§ Activity
Report the count of lines in the records below that hold the word "Relative", omitting everything but the number.

§ Input data

########

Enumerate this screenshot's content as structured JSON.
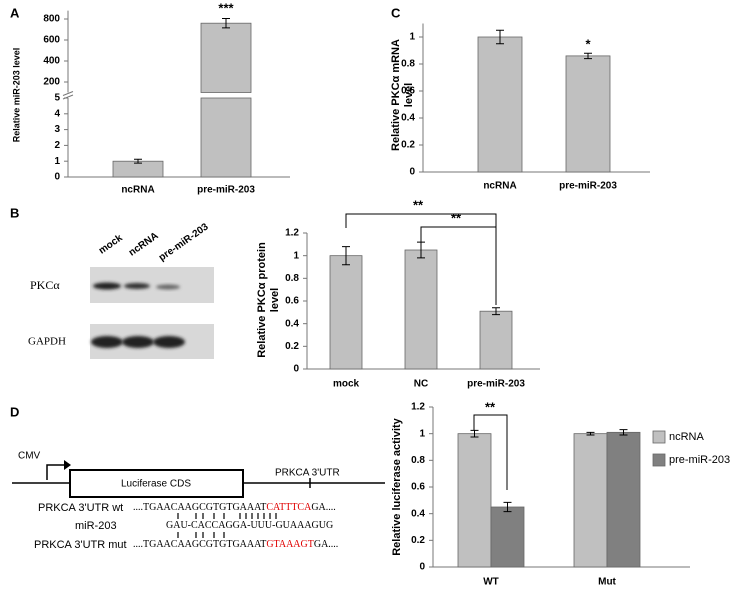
{
  "panel_labels": [
    "A",
    "B",
    "C",
    "D"
  ],
  "chart_data": [
    {
      "type": "bar",
      "ylabel": "Relative miR-203 level",
      "categories": [
        "ncRNA",
        "pre-miR-203"
      ],
      "series": [
        {
          "color": "#c0c0c0",
          "values": [
            1.0,
            760
          ],
          "errors": [
            0.12,
            45
          ]
        }
      ],
      "axis_segments": [
        {
          "ylim": [
            0,
            5
          ],
          "yticks": [
            0,
            1,
            2,
            3,
            4,
            5
          ]
        },
        {
          "ylim": [
            100,
            880
          ],
          "yticks": [
            200,
            400,
            600,
            800
          ]
        }
      ],
      "annotations": [
        "***"
      ]
    },
    {
      "type": "bar",
      "ylabel": "Relative PKCα protein level",
      "categories": [
        "mock",
        "NC",
        "pre-miR-203"
      ],
      "series": [
        {
          "color": "#c0c0c0",
          "values": [
            1.0,
            1.05,
            0.51
          ],
          "errors": [
            0.08,
            0.07,
            0.03
          ]
        }
      ],
      "ylim": [
        0,
        1.2
      ],
      "yticks": [
        0,
        0.2,
        0.4,
        0.6,
        0.8,
        1,
        1.2
      ],
      "annotations": [
        "**",
        "**"
      ]
    },
    {
      "type": "bar",
      "ylabel": "Relative PKCα mRNA level",
      "categories": [
        "ncRNA",
        "pre-miR-203"
      ],
      "series": [
        {
          "color": "#c0c0c0",
          "values": [
            1.0,
            0.86
          ],
          "errors": [
            0.05,
            0.02
          ]
        }
      ],
      "ylim": [
        0,
        1.1
      ],
      "yticks": [
        0,
        0.2,
        0.4,
        0.6,
        0.8,
        1
      ],
      "annotations": [
        "*"
      ]
    },
    {
      "type": "bar",
      "ylabel": "Relative luciferase activity",
      "categories": [
        "WT",
        "Mut"
      ],
      "series": [
        {
          "name": "ncRNA",
          "color": "#c0c0c0",
          "values": [
            1.0,
            1.0
          ],
          "errors": [
            0.025,
            0.01
          ]
        },
        {
          "name": "pre-miR-203",
          "color": "#808080",
          "values": [
            0.45,
            1.01
          ],
          "errors": [
            0.035,
            0.02
          ]
        }
      ],
      "ylim": [
        0,
        1.2
      ],
      "yticks": [
        0,
        0.2,
        0.4,
        0.6,
        0.8,
        1,
        1.2
      ],
      "legend": "right",
      "annotations": [
        "**"
      ]
    }
  ],
  "blot": {
    "lanes": [
      "mock",
      "ncRNA",
      "pre-miR-203"
    ],
    "rows": [
      "PKCα",
      "GAPDH"
    ]
  },
  "construct": {
    "promoter": "CMV",
    "cds": "Luciferase CDS",
    "utr": "PRKCA 3'UTR",
    "sequences": [
      {
        "label": "PRKCA 3'UTR wt",
        "parts": [
          "....TGAACAAGCGTGTGAAAT",
          "CATTTCA",
          "GA...."
        ]
      },
      {
        "label": "miR-203",
        "parts": [
          "GAU-CACCAGGA-UUU-GUAAAGUG"
        ]
      },
      {
        "label": "PRKCA 3'UTR mut",
        "parts": [
          "....TGAACAAGCGTGTGAAAT",
          "GTAAAGT",
          "GA...."
        ]
      }
    ]
  }
}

########

§ Solution
4